===== Dataset content =====
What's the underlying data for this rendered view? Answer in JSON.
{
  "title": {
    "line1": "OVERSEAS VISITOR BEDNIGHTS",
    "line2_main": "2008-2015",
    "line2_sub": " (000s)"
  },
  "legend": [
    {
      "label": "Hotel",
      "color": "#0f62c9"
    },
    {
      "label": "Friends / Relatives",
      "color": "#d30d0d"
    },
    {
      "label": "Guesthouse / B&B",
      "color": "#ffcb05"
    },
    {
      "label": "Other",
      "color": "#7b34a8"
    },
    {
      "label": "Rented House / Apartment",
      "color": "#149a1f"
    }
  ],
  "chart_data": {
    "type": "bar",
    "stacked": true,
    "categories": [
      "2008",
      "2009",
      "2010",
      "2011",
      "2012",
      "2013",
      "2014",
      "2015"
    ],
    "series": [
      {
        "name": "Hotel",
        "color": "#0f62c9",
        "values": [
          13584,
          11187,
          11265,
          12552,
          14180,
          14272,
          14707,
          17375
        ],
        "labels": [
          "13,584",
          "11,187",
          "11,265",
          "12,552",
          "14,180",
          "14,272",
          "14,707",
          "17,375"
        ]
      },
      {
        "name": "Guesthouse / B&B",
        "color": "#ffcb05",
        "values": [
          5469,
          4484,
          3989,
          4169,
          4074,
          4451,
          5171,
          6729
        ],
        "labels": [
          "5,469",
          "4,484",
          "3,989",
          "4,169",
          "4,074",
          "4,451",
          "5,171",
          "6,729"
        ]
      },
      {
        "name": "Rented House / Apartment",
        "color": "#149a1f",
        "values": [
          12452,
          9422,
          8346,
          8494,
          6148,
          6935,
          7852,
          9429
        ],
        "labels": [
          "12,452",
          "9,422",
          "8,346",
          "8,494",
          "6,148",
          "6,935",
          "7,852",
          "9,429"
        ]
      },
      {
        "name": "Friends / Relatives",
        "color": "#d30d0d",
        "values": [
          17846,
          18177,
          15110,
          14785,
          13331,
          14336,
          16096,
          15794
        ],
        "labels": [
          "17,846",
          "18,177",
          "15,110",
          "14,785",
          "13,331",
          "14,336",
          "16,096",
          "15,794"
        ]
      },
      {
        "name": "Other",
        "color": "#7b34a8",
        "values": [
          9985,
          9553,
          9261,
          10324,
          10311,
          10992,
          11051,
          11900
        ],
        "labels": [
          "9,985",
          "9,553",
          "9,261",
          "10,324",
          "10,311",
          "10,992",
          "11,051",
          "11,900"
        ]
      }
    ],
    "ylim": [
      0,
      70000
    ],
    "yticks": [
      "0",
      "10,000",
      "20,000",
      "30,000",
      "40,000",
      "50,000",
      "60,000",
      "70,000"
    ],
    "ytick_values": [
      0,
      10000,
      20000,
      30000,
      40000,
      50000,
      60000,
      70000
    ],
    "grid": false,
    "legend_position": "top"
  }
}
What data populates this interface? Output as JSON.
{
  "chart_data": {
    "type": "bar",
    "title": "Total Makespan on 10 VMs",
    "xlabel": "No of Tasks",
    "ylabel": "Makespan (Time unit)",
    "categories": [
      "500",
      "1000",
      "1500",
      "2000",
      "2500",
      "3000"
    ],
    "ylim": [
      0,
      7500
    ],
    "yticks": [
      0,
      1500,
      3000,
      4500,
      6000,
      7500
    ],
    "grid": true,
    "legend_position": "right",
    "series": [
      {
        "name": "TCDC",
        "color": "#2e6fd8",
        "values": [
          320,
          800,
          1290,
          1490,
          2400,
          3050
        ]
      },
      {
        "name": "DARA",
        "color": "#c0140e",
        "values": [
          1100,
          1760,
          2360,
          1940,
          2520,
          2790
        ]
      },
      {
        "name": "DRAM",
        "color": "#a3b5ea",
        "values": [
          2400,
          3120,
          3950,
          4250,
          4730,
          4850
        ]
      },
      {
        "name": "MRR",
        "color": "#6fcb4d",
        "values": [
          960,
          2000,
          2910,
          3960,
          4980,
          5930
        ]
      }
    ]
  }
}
=====
* The exercise *
Using the data above, repeat every line exactly.

* Task output *
What's the underlying data for this rendered view? Answer in JSON.
{
  "title": {
    "line1": "OVERSEAS VISITOR BEDNIGHTS",
    "line2_main": "2008-2015",
    "line2_sub": " (000s)"
  },
  "legend": [
    {
      "label": "Hotel",
      "color": "#0f62c9"
    },
    {
      "label": "Friends / Relatives",
      "color": "#d30d0d"
    },
    {
      "label": "Guesthouse / B&B",
      "color": "#ffcb05"
    },
    {
      "label": "Other",
      "color": "#7b34a8"
    },
    {
      "label": "Rented House / Apartment",
      "color": "#149a1f"
    }
  ],
  "chart_data": {
    "type": "bar",
    "stacked": true,
    "categories": [
      "2008",
      "2009",
      "2010",
      "2011",
      "2012",
      "2013",
      "2014",
      "2015"
    ],
    "series": [
      {
        "name": "Hotel",
        "color": "#0f62c9",
        "values": [
          13584,
          11187,
          11265,
          12552,
          14180,
          14272,
          14707,
          17375
        ],
        "labels": [
          "13,584",
          "11,187",
          "11,265",
          "12,552",
          "14,180",
          "14,272",
          "14,707",
          "17,375"
        ]
      },
      {
        "name": "Guesthouse / B&B",
        "color": "#ffcb05",
        "values": [
          5469,
          4484,
          3989,
          4169,
          4074,
          4451,
          5171,
          6729
        ],
        "labels": [
          "5,469",
          "4,484",
          "3,989",
          "4,169",
          "4,074",
          "4,451",
          "5,171",
          "6,729"
        ]
      },
      {
        "name": "Rented House / Apartment",
        "color": "#149a1f",
        "values": [
          12452,
          9422,
          8346,
          8494,
          6148,
          6935,
          7852,
          9429
        ],
        "labels": [
          "12,452",
          "9,422",
          "8,346",
          "8,494",
          "6,148",
          "6,935",
          "7,852",
          "9,429"
        ]
      },
      {
        "name": "Friends / Relatives",
        "color": "#d30d0d",
        "values": [
          17846,
          18177,
          15110,
          14785,
          13331,
          14336,
          16096,
          15794
        ],
        "labels": [
          "17,846",
          "18,177",
          "15,110",
          "14,785",
          "13,331",
          "14,336",
          "16,096",
          "15,794"
        ]
      },
      {
        "name": "Other",
        "color": "#7b34a8",
        "values": [
          9985,
          9553,
          9261,
          10324,
          10311,
          10992,
          11051,
          11900
        ],
        "labels": [
          "9,985",
          "9,553",
          "9,261",
          "10,324",
          "10,311",
          "10,992",
          "11,051",
          "11,900"
        ]
      }
    ],
    "ylim": [
      0,
      70000
    ],
    "yticks": [
      "0",
      "10,000",
      "20,000",
      "30,000",
      "40,000",
      "50,000",
      "60,000",
      "70,000"
    ],
    "ytick_values": [
      0,
      10000,
      20000,
      30000,
      40000,
      50000,
      60000,
      70000
    ],
    "grid": false,
    "legend_position": "top"
  }
}
What data populates this interface? Output as JSON.
{
  "chart_data": {
    "type": "bar",
    "title": "Total Makespan on 10 VMs",
    "xlabel": "No of Tasks",
    "ylabel": "Makespan (Time unit)",
    "categories": [
      "500",
      "1000",
      "1500",
      "2000",
      "2500",
      "3000"
    ],
    "ylim": [
      0,
      7500
    ],
    "yticks": [
      0,
      1500,
      3000,
      4500,
      6000,
      7500
    ],
    "grid": true,
    "legend_position": "right",
    "series": [
      {
        "name": "TCDC",
        "color": "#2e6fd8",
        "values": [
          320,
          800,
          1290,
          1490,
          2400,
          3050
        ]
      },
      {
        "name": "DARA",
        "color": "#c0140e",
        "values": [
          1100,
          1760,
          2360,
          1940,
          2520,
          2790
        ]
      },
      {
        "name": "DRAM",
        "color": "#a3b5ea",
        "values": [
          2400,
          3120,
          3950,
          4250,
          4730,
          4850
        ]
      },
      {
        "name": "MRR",
        "color": "#6fcb4d",
        "values": [
          960,
          2000,
          2910,
          3960,
          4980,
          5930
        ]
      }
    ]
  }
}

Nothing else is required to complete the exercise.